[start]

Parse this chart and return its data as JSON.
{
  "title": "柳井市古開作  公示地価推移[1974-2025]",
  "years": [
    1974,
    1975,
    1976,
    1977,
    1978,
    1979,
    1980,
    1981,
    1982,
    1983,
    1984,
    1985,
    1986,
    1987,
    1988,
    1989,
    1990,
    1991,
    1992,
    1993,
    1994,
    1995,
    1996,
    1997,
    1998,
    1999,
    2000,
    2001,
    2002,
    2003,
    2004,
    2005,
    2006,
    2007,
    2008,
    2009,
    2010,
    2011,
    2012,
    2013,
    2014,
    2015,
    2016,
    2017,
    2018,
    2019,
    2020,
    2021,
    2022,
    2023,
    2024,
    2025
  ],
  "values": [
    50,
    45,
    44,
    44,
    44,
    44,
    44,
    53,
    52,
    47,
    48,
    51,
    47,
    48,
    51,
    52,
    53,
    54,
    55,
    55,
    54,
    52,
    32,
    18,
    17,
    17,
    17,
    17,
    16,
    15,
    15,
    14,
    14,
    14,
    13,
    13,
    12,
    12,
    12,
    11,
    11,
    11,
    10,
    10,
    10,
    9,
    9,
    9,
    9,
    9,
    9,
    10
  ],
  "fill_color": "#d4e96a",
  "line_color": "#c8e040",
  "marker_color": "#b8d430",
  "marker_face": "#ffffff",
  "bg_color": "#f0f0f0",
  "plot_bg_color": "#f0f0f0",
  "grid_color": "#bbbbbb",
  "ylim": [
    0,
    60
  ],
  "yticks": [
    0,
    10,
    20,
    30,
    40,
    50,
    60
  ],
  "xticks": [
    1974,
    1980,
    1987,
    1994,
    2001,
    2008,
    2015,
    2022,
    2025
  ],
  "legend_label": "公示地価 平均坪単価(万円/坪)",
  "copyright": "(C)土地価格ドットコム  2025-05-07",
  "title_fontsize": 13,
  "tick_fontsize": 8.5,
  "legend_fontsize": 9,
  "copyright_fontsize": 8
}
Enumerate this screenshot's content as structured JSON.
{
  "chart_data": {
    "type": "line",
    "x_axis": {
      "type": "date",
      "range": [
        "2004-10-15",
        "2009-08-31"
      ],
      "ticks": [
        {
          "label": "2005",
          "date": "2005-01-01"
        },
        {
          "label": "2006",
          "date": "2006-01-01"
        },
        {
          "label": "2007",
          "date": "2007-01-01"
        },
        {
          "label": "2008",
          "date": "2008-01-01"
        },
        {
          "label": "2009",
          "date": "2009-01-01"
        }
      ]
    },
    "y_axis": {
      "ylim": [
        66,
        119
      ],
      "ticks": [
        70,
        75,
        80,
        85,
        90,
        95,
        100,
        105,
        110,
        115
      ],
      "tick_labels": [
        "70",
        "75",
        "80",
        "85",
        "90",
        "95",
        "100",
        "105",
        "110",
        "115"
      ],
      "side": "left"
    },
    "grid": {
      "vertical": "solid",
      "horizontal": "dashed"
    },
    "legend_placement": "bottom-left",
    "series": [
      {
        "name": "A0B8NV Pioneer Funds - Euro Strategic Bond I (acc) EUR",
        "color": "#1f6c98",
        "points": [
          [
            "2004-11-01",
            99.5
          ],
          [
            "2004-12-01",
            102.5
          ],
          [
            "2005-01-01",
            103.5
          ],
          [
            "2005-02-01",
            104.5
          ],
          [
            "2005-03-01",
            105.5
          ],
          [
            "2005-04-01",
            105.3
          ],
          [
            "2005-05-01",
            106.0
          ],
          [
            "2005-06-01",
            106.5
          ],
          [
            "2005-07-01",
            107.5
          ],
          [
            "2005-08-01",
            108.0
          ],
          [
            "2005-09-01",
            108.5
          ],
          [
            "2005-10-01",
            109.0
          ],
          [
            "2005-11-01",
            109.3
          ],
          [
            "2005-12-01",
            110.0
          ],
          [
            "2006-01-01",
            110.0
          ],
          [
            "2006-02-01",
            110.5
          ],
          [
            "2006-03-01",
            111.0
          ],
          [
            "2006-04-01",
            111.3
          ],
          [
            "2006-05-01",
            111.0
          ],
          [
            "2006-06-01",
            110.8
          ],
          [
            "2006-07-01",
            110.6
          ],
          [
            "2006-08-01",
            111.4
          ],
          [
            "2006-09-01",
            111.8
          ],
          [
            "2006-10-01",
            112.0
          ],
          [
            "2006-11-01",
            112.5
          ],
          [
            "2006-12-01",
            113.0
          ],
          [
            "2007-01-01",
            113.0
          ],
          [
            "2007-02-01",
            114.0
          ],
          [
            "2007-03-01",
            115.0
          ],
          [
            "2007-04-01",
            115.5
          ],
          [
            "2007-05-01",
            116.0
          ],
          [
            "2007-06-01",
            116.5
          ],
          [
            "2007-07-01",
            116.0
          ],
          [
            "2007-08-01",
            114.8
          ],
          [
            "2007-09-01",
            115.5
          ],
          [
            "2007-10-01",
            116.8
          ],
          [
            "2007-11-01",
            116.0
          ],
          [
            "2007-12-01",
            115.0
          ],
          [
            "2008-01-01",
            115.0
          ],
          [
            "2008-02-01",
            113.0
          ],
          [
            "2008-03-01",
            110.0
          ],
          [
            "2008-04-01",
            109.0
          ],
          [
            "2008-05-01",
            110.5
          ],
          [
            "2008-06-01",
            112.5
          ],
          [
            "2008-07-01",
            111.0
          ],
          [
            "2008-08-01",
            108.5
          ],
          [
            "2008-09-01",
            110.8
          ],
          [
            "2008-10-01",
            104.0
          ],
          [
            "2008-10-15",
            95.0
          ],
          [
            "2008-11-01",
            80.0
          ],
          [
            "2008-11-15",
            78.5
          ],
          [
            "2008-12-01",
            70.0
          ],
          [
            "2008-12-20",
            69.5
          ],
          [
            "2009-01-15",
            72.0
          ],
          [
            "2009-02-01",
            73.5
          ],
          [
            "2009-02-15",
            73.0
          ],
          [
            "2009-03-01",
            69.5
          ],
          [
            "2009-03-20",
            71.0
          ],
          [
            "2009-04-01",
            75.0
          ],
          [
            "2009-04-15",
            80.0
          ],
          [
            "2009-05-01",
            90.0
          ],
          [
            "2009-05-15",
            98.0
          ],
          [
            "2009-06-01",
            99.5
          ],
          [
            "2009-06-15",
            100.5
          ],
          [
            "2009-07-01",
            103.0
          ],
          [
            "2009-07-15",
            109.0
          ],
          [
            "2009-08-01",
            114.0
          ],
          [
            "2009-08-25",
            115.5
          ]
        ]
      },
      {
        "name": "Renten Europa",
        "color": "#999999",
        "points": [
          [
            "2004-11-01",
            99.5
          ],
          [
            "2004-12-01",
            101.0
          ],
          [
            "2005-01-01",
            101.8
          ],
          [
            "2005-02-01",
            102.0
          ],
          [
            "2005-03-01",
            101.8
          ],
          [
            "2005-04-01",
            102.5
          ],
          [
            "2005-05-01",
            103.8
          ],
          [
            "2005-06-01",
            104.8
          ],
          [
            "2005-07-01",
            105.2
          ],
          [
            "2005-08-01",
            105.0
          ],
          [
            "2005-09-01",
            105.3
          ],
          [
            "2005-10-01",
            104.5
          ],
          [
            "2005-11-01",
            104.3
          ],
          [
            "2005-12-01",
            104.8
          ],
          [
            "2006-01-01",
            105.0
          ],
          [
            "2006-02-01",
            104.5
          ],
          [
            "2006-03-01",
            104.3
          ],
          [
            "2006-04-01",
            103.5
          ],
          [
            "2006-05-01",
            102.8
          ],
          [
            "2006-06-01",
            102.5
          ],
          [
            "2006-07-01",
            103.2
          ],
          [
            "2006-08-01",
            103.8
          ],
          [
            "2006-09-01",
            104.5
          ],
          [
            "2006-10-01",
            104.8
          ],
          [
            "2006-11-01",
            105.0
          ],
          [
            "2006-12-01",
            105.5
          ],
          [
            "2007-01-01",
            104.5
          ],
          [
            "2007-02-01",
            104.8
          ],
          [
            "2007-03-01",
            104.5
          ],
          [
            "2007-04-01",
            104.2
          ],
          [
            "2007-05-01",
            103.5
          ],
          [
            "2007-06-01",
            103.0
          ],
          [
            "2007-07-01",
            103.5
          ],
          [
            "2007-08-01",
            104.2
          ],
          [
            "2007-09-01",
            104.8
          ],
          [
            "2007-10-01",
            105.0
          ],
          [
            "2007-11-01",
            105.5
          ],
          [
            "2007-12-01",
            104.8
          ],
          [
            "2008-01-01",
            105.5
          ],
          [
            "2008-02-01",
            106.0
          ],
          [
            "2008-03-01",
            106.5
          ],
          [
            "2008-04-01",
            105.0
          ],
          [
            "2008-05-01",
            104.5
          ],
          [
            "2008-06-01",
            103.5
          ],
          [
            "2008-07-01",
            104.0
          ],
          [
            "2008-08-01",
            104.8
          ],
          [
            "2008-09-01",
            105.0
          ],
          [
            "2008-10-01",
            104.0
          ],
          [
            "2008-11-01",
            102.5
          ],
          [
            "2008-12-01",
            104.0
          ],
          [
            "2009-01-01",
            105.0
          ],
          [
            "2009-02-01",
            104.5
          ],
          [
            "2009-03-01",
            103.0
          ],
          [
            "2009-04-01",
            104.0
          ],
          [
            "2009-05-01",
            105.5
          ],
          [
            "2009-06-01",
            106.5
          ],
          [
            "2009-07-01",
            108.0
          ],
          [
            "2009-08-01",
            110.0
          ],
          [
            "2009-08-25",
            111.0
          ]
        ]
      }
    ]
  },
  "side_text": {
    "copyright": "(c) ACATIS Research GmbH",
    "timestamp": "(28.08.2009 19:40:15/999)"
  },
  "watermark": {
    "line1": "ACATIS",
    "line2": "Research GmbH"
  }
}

[end]

■ GOAL
What is the number of lines in the data holding the word "left"? Reply with that number only.

■ RESULT
2